### [TEXTO DE ORIGEN]
========================

El documento por el que Estados Unidos le negó el Plan Marshall a España

Entre los papeles personales del presidente Harry S. Truman aparece un informe sobre el rechazo a ofrecer ayuda en 1945

El 22 de junio de 1945, el mundo se estaba haciendo una idea de lo que habían sido los errores dejados atrás por el nazismo durante los años en los que Europa había vivido una larga y dolorosa guerra. Era el momento de empezar de cero con una contundente reconstrucción, el llamado Plan Marshall que benefició a buena parte de los países que habían resultado heridos de gravedad durante la Segunda Guerra Mundial. Hubo quien no se benefició de esas ayudas económicas, resultando especialmente significativo el caso español. Es el inicio de un aislamiento que es consecuencia del lógico rechazo de las democracias a una dictadura como la de Franco.

En el archivo del presidente estadounidense Harry S. Truman este diario ha localizado un documento que viene a ser la primera guía sobre qué hacer con España en ese tiempo y donde se explica por qué no hay que ofrecer una ayuda a corto plazo. Redactado en junio de 1945 fue inmediatamente clasificado como secreto. Es muy iluminador sobre lo que se pensaba en aquel verano respecto a un país que vivía uno de sus peores momentos, con una posguerra que parecía no tener fin. En el documento se nos informa que el embajador estadounidense en España, Norman Armour, ya se reunió con Franco para decirle que la dictadura quedaba fuera del Plan Marshall. “Mientras el régimen conserve su carácter actual, no puede haber ninguna expectativa de relaciones cordiales entre España y Estados Unidos de medidas constructivas por nuestra parte para ayudar a España, o de que España ocupe el lugar que le corresponde en la comunidad de naciones”, se afirma.

========================

### [DATOS DISPONIBLES]
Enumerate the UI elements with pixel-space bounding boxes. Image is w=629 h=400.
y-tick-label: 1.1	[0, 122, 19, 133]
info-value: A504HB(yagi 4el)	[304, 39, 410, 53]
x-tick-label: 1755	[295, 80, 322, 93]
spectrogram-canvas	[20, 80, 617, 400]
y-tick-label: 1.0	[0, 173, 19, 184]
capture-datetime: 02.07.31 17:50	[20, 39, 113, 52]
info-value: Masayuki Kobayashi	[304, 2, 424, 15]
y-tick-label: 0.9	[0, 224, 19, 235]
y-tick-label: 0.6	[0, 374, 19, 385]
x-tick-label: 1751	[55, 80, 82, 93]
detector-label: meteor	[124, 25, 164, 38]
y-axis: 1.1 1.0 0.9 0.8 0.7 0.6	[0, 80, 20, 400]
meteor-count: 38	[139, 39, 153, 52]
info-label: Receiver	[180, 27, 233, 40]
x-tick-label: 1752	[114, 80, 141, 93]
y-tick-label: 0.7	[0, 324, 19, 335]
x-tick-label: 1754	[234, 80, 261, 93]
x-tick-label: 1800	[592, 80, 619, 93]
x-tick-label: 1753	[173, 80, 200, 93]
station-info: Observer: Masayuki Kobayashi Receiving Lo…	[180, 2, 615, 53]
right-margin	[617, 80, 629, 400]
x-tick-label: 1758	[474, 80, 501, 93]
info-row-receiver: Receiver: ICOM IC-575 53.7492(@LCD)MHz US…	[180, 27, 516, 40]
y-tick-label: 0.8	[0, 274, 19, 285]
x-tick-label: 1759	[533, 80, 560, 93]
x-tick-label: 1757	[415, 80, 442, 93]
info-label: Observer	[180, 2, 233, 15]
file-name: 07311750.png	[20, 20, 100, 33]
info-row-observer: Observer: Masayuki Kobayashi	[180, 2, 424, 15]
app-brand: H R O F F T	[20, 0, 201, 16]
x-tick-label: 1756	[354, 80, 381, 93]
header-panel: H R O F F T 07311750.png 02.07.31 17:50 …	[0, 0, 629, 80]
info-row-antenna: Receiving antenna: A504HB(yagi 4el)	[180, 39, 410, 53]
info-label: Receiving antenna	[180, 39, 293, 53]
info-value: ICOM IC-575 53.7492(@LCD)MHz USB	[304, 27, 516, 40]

========================

### [CONSIGNA]
Retoma el artículo sobre el documento que excluyó a España del Plan Marshall y continúalo a partir de su última oración.

### [RESULTADO]
La única solución para acabar con esta solución, según reconoce la Administración Truman, sería el establecimiento de un régimen democrático en el territorio español, algo que en 1945 parecía prácticamente difícil, especialmente para un Franco al que le quedaban aún treinta largos años de vida. La Casa Blanca deja muy claro que es “el pueblo español”. En este sentido se apunta que “no alentamos ni desanimamos a los exiliados republicanos españoles, que no están unificados y no cuentan con un apoyo o seguimiento real desde dentro de España”. Truman y sus asesores apuestan por poner en marcha una “transición ordenada del presente al nuevo orden. El desorden civil en España tendría graves repercusiones y ha sido interés nuestro el apoyar allí una economía mínima”. En Estados Unidos se creía en 1945, y con razón, que “el propio miedo de los españoles a una nueva lucha civil es una de las principales fuentes de fuerza de Franco”.

Con la esperanza de usar la política y la diplomacia, Truman se mostraba confiado de poder ejercer cierta presión sobre Franco para lograr “una evolución pacífica” hacia la democracia. En el mismo informe se recuerda que durante la guerra en Europa, España ayudó a que Estados Unidos lograra “importantes objetivos de guerra estratégicos, políticos y económicos”. No deja de ser paradójico que eso sea así cuando el mismo Franco acarició la idea de entrar en el conflicto bélico de la mano de Hitler, aunque finalmente no fue así tras el fracaso de la reunión en Hendaya del 23 de octubre de 1940. Cinco años más tarde las cosas habían cambiado mucho y en América se estaba a favor de llegar a acuerdos, sobre todo a nivel comercial, aunque eso obligara a actuar poniéndose la Casa Blanca una pinza en la nariz. “Nuestra repugnancia hacia Franco políticamente no debería llevarse al punto de penalizar los intereses comerciales norteamericanos, de privarnos del uso de España como fuente de abastecimiento de los países liberados o de obstaculizar el desarrollo de nuestra política de aviación civil”.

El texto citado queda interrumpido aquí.